====== Dataset extract ======
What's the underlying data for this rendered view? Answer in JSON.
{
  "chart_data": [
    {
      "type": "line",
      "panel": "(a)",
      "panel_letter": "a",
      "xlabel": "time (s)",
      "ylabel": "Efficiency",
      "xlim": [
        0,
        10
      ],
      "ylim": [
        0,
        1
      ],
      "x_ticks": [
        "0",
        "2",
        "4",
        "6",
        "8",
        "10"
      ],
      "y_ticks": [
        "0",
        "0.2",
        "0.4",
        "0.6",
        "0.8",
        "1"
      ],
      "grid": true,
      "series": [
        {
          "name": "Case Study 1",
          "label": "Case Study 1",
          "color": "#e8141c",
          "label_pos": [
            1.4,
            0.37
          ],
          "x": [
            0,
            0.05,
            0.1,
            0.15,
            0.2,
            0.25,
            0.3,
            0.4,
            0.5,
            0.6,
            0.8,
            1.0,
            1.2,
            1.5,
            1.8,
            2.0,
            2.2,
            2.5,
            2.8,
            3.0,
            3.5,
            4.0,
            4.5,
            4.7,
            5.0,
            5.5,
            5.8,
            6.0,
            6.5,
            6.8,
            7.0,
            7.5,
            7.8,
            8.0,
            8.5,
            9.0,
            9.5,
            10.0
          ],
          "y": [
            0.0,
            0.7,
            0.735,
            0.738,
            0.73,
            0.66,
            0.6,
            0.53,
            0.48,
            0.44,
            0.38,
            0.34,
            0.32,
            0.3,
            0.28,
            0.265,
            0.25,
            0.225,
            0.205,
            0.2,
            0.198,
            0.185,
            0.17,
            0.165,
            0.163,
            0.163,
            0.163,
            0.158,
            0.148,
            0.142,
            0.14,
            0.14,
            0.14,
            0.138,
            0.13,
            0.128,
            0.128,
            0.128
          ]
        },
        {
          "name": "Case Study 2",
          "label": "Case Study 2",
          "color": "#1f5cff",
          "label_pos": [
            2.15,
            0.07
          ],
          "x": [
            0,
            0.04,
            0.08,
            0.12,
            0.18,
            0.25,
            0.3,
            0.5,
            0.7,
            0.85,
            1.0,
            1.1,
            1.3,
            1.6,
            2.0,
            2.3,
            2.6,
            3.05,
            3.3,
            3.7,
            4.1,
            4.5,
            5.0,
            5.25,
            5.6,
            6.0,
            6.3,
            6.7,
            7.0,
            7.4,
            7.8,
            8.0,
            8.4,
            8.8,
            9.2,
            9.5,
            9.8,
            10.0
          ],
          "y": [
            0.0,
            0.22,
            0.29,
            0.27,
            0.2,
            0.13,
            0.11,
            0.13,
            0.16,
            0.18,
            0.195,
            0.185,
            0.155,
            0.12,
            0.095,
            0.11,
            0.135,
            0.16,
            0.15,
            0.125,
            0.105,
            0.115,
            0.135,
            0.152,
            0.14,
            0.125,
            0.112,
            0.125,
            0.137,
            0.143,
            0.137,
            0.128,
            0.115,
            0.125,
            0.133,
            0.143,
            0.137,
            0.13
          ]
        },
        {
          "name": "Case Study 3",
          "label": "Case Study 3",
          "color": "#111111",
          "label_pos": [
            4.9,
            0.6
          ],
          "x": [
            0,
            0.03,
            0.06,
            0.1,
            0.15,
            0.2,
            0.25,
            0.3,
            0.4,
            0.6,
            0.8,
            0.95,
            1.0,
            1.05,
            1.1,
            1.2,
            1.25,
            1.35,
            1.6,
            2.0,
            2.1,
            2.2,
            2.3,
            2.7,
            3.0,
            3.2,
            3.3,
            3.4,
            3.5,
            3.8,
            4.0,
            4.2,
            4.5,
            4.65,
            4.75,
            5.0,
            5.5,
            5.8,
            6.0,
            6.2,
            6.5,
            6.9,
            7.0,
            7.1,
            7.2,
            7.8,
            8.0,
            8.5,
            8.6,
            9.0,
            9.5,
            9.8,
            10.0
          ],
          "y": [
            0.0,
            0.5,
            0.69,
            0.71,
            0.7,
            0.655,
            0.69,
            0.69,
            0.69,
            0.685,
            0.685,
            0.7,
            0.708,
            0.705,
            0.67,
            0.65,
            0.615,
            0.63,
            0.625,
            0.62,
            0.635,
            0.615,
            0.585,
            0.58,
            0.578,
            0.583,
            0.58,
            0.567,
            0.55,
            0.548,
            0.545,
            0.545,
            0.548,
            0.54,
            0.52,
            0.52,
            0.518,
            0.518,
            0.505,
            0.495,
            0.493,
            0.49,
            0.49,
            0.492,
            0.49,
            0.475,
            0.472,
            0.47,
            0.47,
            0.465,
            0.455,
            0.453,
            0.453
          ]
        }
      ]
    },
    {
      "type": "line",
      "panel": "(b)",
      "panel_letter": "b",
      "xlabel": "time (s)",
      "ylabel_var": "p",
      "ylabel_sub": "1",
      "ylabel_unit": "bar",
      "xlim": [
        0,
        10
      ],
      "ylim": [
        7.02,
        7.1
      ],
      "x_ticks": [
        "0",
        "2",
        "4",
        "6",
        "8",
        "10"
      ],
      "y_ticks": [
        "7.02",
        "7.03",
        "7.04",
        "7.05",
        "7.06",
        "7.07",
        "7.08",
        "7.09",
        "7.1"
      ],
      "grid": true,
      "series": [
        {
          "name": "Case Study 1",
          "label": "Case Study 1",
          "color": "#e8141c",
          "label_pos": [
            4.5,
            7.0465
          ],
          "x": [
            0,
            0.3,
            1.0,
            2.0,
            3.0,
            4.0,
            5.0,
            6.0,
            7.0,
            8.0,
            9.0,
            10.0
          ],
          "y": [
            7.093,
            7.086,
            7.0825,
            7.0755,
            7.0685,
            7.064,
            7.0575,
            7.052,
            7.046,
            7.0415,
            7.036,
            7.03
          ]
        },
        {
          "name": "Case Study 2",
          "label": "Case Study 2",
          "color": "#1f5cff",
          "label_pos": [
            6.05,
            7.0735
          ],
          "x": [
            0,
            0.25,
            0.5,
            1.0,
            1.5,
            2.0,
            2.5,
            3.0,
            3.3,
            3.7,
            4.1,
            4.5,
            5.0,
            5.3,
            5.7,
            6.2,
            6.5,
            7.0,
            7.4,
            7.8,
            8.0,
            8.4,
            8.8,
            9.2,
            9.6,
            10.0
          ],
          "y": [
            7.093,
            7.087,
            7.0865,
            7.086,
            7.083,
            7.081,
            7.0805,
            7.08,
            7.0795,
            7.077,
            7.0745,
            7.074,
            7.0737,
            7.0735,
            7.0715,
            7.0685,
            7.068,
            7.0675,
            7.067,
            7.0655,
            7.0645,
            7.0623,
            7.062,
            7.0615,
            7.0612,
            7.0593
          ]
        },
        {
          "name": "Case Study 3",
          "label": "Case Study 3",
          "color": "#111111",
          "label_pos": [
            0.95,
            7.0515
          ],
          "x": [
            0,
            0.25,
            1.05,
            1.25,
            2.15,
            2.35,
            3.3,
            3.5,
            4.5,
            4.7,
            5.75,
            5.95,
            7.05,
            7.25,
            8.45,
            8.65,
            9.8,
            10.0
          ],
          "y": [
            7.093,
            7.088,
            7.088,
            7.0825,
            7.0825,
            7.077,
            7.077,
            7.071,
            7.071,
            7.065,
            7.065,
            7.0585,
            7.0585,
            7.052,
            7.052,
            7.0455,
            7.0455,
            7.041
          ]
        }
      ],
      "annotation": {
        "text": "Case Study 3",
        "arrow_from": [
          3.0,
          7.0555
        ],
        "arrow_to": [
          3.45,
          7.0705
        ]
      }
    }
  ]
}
======
Go through the listing above and restate it word for word.

What's the underlying data for this rendered view? Answer in JSON.
{
  "chart_data": [
    {
      "type": "line",
      "panel": "(a)",
      "panel_letter": "a",
      "xlabel": "time (s)",
      "ylabel": "Efficiency",
      "xlim": [
        0,
        10
      ],
      "ylim": [
        0,
        1
      ],
      "x_ticks": [
        "0",
        "2",
        "4",
        "6",
        "8",
        "10"
      ],
      "y_ticks": [
        "0",
        "0.2",
        "0.4",
        "0.6",
        "0.8",
        "1"
      ],
      "grid": true,
      "series": [
        {
          "name": "Case Study 1",
          "label": "Case Study 1",
          "color": "#e8141c",
          "label_pos": [
            1.4,
            0.37
          ],
          "x": [
            0,
            0.05,
            0.1,
            0.15,
            0.2,
            0.25,
            0.3,
            0.4,
            0.5,
            0.6,
            0.8,
            1.0,
            1.2,
            1.5,
            1.8,
            2.0,
            2.2,
            2.5,
            2.8,
            3.0,
            3.5,
            4.0,
            4.5,
            4.7,
            5.0,
            5.5,
            5.8,
            6.0,
            6.5,
            6.8,
            7.0,
            7.5,
            7.8,
            8.0,
            8.5,
            9.0,
            9.5,
            10.0
          ],
          "y": [
            0.0,
            0.7,
            0.735,
            0.738,
            0.73,
            0.66,
            0.6,
            0.53,
            0.48,
            0.44,
            0.38,
            0.34,
            0.32,
            0.3,
            0.28,
            0.265,
            0.25,
            0.225,
            0.205,
            0.2,
            0.198,
            0.185,
            0.17,
            0.165,
            0.163,
            0.163,
            0.163,
            0.158,
            0.148,
            0.142,
            0.14,
            0.14,
            0.14,
            0.138,
            0.13,
            0.128,
            0.128,
            0.128
          ]
        },
        {
          "name": "Case Study 2",
          "label": "Case Study 2",
          "color": "#1f5cff",
          "label_pos": [
            2.15,
            0.07
          ],
          "x": [
            0,
            0.04,
            0.08,
            0.12,
            0.18,
            0.25,
            0.3,
            0.5,
            0.7,
            0.85,
            1.0,
            1.1,
            1.3,
            1.6,
            2.0,
            2.3,
            2.6,
            3.05,
            3.3,
            3.7,
            4.1,
            4.5,
            5.0,
            5.25,
            5.6,
            6.0,
            6.3,
            6.7,
            7.0,
            7.4,
            7.8,
            8.0,
            8.4,
            8.8,
            9.2,
            9.5,
            9.8,
            10.0
          ],
          "y": [
            0.0,
            0.22,
            0.29,
            0.27,
            0.2,
            0.13,
            0.11,
            0.13,
            0.16,
            0.18,
            0.195,
            0.185,
            0.155,
            0.12,
            0.095,
            0.11,
            0.135,
            0.16,
            0.15,
            0.125,
            0.105,
            0.115,
            0.135,
            0.152,
            0.14,
            0.125,
            0.112,
            0.125,
            0.137,
            0.143,
            0.137,
            0.128,
            0.115,
            0.125,
            0.133,
            0.143,
            0.137,
            0.13
          ]
        },
        {
          "name": "Case Study 3",
          "label": "Case Study 3",
          "color": "#111111",
          "label_pos": [
            4.9,
            0.6
          ],
          "x": [
            0,
            0.03,
            0.06,
            0.1,
            0.15,
            0.2,
            0.25,
            0.3,
            0.4,
            0.6,
            0.8,
            0.95,
            1.0,
            1.05,
            1.1,
            1.2,
            1.25,
            1.35,
            1.6,
            2.0,
            2.1,
            2.2,
            2.3,
            2.7,
            3.0,
            3.2,
            3.3,
            3.4,
            3.5,
            3.8,
            4.0,
            4.2,
            4.5,
            4.65,
            4.75,
            5.0,
            5.5,
            5.8,
            6.0,
            6.2,
            6.5,
            6.9,
            7.0,
            7.1,
            7.2,
            7.8,
            8.0,
            8.5,
            8.6,
            9.0,
            9.5,
            9.8,
            10.0
          ],
          "y": [
            0.0,
            0.5,
            0.69,
            0.71,
            0.7,
            0.655,
            0.69,
            0.69,
            0.69,
            0.685,
            0.685,
            0.7,
            0.708,
            0.705,
            0.67,
            0.65,
            0.615,
            0.63,
            0.625,
            0.62,
            0.635,
            0.615,
            0.585,
            0.58,
            0.578,
            0.583,
            0.58,
            0.567,
            0.55,
            0.548,
            0.545,
            0.545,
            0.548,
            0.54,
            0.52,
            0.52,
            0.518,
            0.518,
            0.505,
            0.495,
            0.493,
            0.49,
            0.49,
            0.492,
            0.49,
            0.475,
            0.472,
            0.47,
            0.47,
            0.465,
            0.455,
            0.453,
            0.453
          ]
        }
      ]
    },
    {
      "type": "line",
      "panel": "(b)",
      "panel_letter": "b",
      "xlabel": "time (s)",
      "ylabel_var": "p",
      "ylabel_sub": "1",
      "ylabel_unit": "bar",
      "xlim": [
        0,
        10
      ],
      "ylim": [
        7.02,
        7.1
      ],
      "x_ticks": [
        "0",
        "2",
        "4",
        "6",
        "8",
        "10"
      ],
      "y_ticks": [
        "7.02",
        "7.03",
        "7.04",
        "7.05",
        "7.06",
        "7.07",
        "7.08",
        "7.09",
        "7.1"
      ],
      "grid": true,
      "series": [
        {
          "name": "Case Study 1",
          "label": "Case Study 1",
          "color": "#e8141c",
          "label_pos": [
            4.5,
            7.0465
          ],
          "x": [
            0,
            0.3,
            1.0,
            2.0,
            3.0,
            4.0,
            5.0,
            6.0,
            7.0,
            8.0,
            9.0,
            10.0
          ],
          "y": [
            7.093,
            7.086,
            7.0825,
            7.0755,
            7.0685,
            7.064,
            7.0575,
            7.052,
            7.046,
            7.0415,
            7.036,
            7.03
          ]
        },
        {
          "name": "Case Study 2",
          "label": "Case Study 2",
          "color": "#1f5cff",
          "label_pos": [
            6.05,
            7.0735
          ],
          "x": [
            0,
            0.25,
            0.5,
            1.0,
            1.5,
            2.0,
            2.5,
            3.0,
            3.3,
            3.7,
            4.1,
            4.5,
            5.0,
            5.3,
            5.7,
            6.2,
            6.5,
            7.0,
            7.4,
            7.8,
            8.0,
            8.4,
            8.8,
            9.2,
            9.6,
            10.0
          ],
          "y": [
            7.093,
            7.087,
            7.0865,
            7.086,
            7.083,
            7.081,
            7.0805,
            7.08,
            7.0795,
            7.077,
            7.0745,
            7.074,
            7.0737,
            7.0735,
            7.0715,
            7.0685,
            7.068,
            7.0675,
            7.067,
            7.0655,
            7.0645,
            7.0623,
            7.062,
            7.0615,
            7.0612,
            7.0593
          ]
        },
        {
          "name": "Case Study 3",
          "label": "Case Study 3",
          "color": "#111111",
          "label_pos": [
            0.95,
            7.0515
          ],
          "x": [
            0,
            0.25,
            1.05,
            1.25,
            2.15,
            2.35,
            3.3,
            3.5,
            4.5,
            4.7,
            5.75,
            5.95,
            7.05,
            7.25,
            8.45,
            8.65,
            9.8,
            10.0
          ],
          "y": [
            7.093,
            7.088,
            7.088,
            7.0825,
            7.0825,
            7.077,
            7.077,
            7.071,
            7.071,
            7.065,
            7.065,
            7.0585,
            7.0585,
            7.052,
            7.052,
            7.0455,
            7.0455,
            7.041
          ]
        }
      ],
      "annotation": {
        "text": "Case Study 3",
        "arrow_from": [
          3.0,
          7.0555
        ],
        "arrow_to": [
          3.45,
          7.0705
        ]
      }
    }
  ]
}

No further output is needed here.